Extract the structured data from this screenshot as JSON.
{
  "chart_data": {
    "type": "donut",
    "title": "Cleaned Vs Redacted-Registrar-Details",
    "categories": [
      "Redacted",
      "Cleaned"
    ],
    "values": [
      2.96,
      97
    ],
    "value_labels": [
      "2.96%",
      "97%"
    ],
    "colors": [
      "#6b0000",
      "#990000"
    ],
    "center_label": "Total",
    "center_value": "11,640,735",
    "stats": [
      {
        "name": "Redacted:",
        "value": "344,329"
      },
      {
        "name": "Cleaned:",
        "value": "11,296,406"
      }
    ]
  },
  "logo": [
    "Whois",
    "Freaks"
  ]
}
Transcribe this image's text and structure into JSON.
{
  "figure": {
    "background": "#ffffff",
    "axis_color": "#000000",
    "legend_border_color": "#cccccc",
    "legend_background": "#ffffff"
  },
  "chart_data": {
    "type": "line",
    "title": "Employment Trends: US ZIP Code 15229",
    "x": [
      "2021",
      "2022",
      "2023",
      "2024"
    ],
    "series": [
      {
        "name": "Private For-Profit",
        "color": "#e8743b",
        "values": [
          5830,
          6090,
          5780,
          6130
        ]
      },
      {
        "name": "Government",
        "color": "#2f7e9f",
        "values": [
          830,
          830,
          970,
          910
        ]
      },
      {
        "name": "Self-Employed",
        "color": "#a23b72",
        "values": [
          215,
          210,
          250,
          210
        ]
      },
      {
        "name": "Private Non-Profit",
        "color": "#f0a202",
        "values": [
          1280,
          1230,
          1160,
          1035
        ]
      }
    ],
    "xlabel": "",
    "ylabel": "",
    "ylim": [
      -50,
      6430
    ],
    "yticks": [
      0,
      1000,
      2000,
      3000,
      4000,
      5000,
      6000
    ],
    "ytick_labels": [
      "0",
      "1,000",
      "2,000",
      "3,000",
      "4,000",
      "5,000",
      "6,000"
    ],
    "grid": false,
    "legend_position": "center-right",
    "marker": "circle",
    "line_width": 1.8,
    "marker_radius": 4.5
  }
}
================================
**Problem to solve:** Pick out every line above that holds the word "title" and copy it.

**Output of the task:**
    "title": "Cleaned Vs Redacted-Registrar-Details",
    "title": "Employment Trends: US ZIP Code 15229",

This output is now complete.